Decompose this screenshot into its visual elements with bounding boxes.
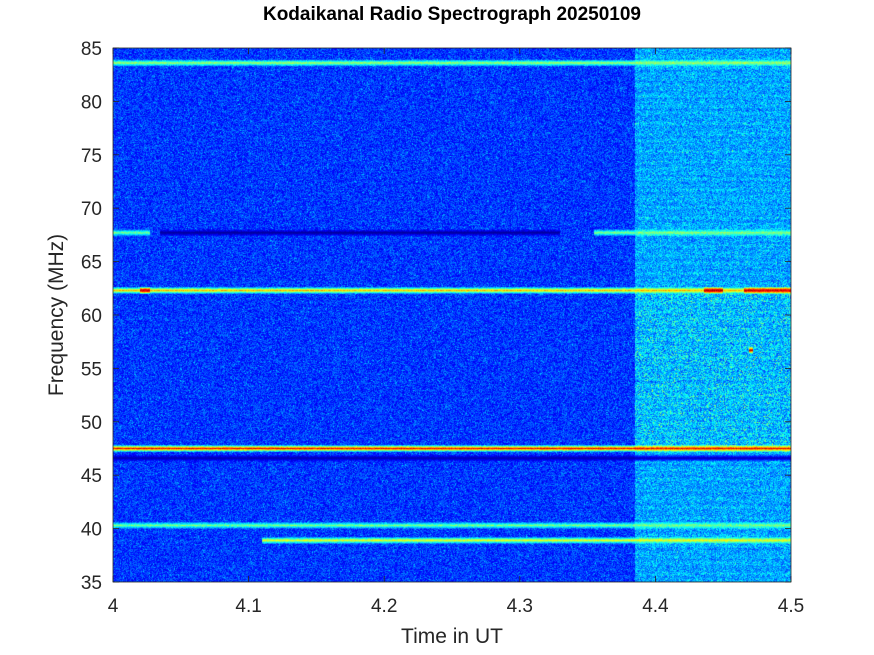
y-tick-label: 80 [81, 92, 102, 113]
x-tick-label: 4.2 [371, 596, 397, 617]
x-axis-ticks: 4 4.1 4.2 4.3 4.4 4.5 [108, 48, 804, 617]
x-tick-label: 4.3 [507, 596, 533, 617]
y-tick-label: 60 [81, 306, 102, 327]
y-tick-label: 75 [81, 146, 102, 167]
x-axis-label: Time in UT [401, 625, 503, 648]
x-tick-label: 4.5 [778, 596, 804, 617]
y-tick-label: 40 [81, 520, 102, 541]
y-tick-label: 85 [81, 39, 102, 60]
x-tick-label: 4.1 [235, 596, 261, 617]
y-tick-label: 70 [81, 199, 102, 220]
chart-title: Kodaikanal Radio Spectrograph 20250109 [262, 4, 642, 25]
x-tick-label: 4 [108, 596, 119, 617]
y-tick-label: 65 [81, 253, 102, 274]
y-tick-label: 50 [81, 413, 102, 434]
y-tick-label: 55 [81, 359, 102, 380]
spectrogram-heatmap [113, 48, 791, 582]
y-tick-label: 35 [81, 573, 102, 594]
y-tick-label: 45 [81, 466, 102, 487]
plot-area-frame [112, 47, 792, 583]
y-axis-label: Frequency (MHz) [45, 234, 68, 396]
x-tick-label: 4.4 [642, 596, 669, 617]
y-axis-ticks: 35 40 45 50 55 60 65 70 75 80 85 [81, 39, 791, 594]
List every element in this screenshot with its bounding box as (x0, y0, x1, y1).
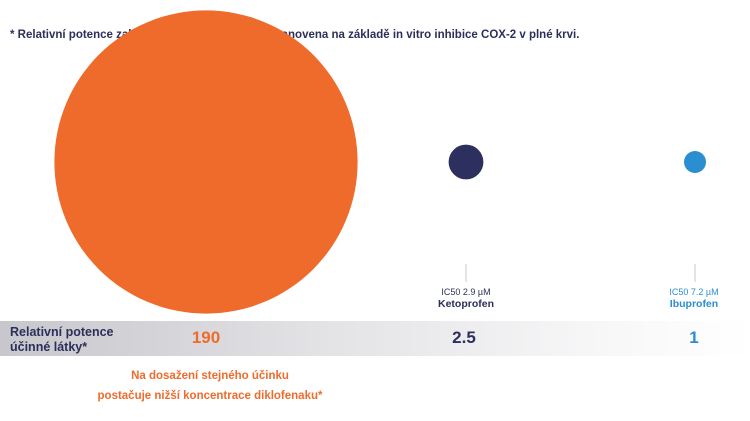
potency-band-label-line2: účinné látky* (10, 340, 88, 354)
drug-name-diklofenak: Diklofenak (179, 298, 233, 310)
ic50-ketoprofen: IC50 2.9 µM (441, 287, 491, 297)
ic50-ibuprofen: IC50 7.2 µM (669, 287, 719, 297)
potency-band (0, 321, 750, 356)
potency-ketoprofen: 2.5 (452, 328, 476, 347)
potency-ibuprofen: 1 (689, 328, 699, 347)
bubble-diklofenak (54, 10, 358, 314)
label-ibuprofen: IC50 7.2 µM Ibuprofen (624, 287, 750, 311)
diklofenak-note-line1: Na dosažení stejného účinku (131, 370, 289, 382)
bubble-ketoprofen (448, 144, 484, 180)
drug-name-ketoprofen: Ketoprofen (438, 298, 494, 310)
drug-name-ibuprofen: Ibuprofen (669, 298, 719, 310)
label-ketoprofen: IC50 2.9 µM Ketoprofen (396, 287, 536, 311)
potency-diklofenak: 190 (191, 328, 221, 347)
ic50-diklofenak: IC50 0.038 µM (176, 287, 236, 297)
diklofenak-note-line2: postačuje nižší koncentrace diklofenaku* (97, 390, 323, 402)
bubble-ibuprofen (684, 151, 706, 173)
potency-band-label: Relativní potence účinné látky* (10, 325, 114, 355)
potency-band-label-line1: Relativní potence (10, 325, 114, 339)
label-diklofenak: IC50 0.038 µM Diklofenak (136, 287, 276, 311)
diklofenak-note: Na dosažení stejného účinku postačuje ni… (70, 366, 350, 406)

■ **TASK GOAL**: Could you quote every line of the records above word for word, leaving out the pictures?

■ **COMPLETE ANSWER**:
Decompose this screenshot into its visual elements with bounding boxes.
y-tick-label: 80 [81, 92, 102, 113]
x-tick-label: 4.2 [371, 596, 397, 617]
x-axis-ticks: 4 4.1 4.2 4.3 4.4 4.5 [108, 48, 804, 617]
x-tick-label: 4.3 [507, 596, 533, 617]
y-tick-label: 60 [81, 306, 102, 327]
y-tick-label: 75 [81, 146, 102, 167]
x-axis-label: Time in UT [401, 625, 503, 648]
x-tick-label: 4.5 [778, 596, 804, 617]
y-tick-label: 40 [81, 520, 102, 541]
y-tick-label: 85 [81, 39, 102, 60]
x-tick-label: 4.1 [235, 596, 261, 617]
y-tick-label: 70 [81, 199, 102, 220]
chart-title: Kodaikanal Radio Spectrograph 20250109 [262, 4, 642, 25]
x-tick-label: 4 [108, 596, 119, 617]
y-tick-label: 65 [81, 253, 102, 274]
y-tick-label: 50 [81, 413, 102, 434]
y-tick-label: 55 [81, 359, 102, 380]
spectrogram-heatmap [113, 48, 791, 582]
y-tick-label: 35 [81, 573, 102, 594]
y-tick-label: 45 [81, 466, 102, 487]
plot-area-frame [112, 47, 792, 583]
y-axis-label: Frequency (MHz) [45, 234, 68, 396]
x-tick-label: 4.4 [642, 596, 669, 617]
y-axis-ticks: 35 40 45 50 55 60 65 70 75 80 85 [81, 39, 791, 594]
List every element in this screenshot with its bounding box as (x0, y0, x1, y1).
potency-band-label-line2: účinné látky* (10, 340, 88, 354)
drug-name-diklofenak: Diklofenak (179, 298, 233, 310)
ic50-ketoprofen: IC50 2.9 µM (441, 287, 491, 297)
ic50-ibuprofen: IC50 7.2 µM (669, 287, 719, 297)
potency-band (0, 321, 750, 356)
potency-ketoprofen: 2.5 (452, 328, 476, 347)
potency-ibuprofen: 1 (689, 328, 699, 347)
bubble-diklofenak (54, 10, 358, 314)
label-ibuprofen: IC50 7.2 µM Ibuprofen (624, 287, 750, 311)
diklofenak-note-line1: Na dosažení stejného účinku (131, 370, 289, 382)
bubble-ketoprofen (448, 144, 484, 180)
drug-name-ketoprofen: Ketoprofen (438, 298, 494, 310)
drug-name-ibuprofen: Ibuprofen (669, 298, 719, 310)
label-ketoprofen: IC50 2.9 µM Ketoprofen (396, 287, 536, 311)
potency-diklofenak: 190 (191, 328, 221, 347)
ic50-diklofenak: IC50 0.038 µM (176, 287, 236, 297)
diklofenak-note-line2: postačuje nižší koncentrace diklofenaku* (97, 390, 323, 402)
bubble-ibuprofen (684, 151, 706, 173)
potency-band-label: Relativní potence účinné látky* (10, 325, 114, 355)
potency-band-label-line1: Relativní potence (10, 325, 114, 339)
label-diklofenak: IC50 0.038 µM Diklofenak (136, 287, 276, 311)
diklofenak-note: Na dosažení stejného účinku postačuje ni… (70, 366, 350, 406)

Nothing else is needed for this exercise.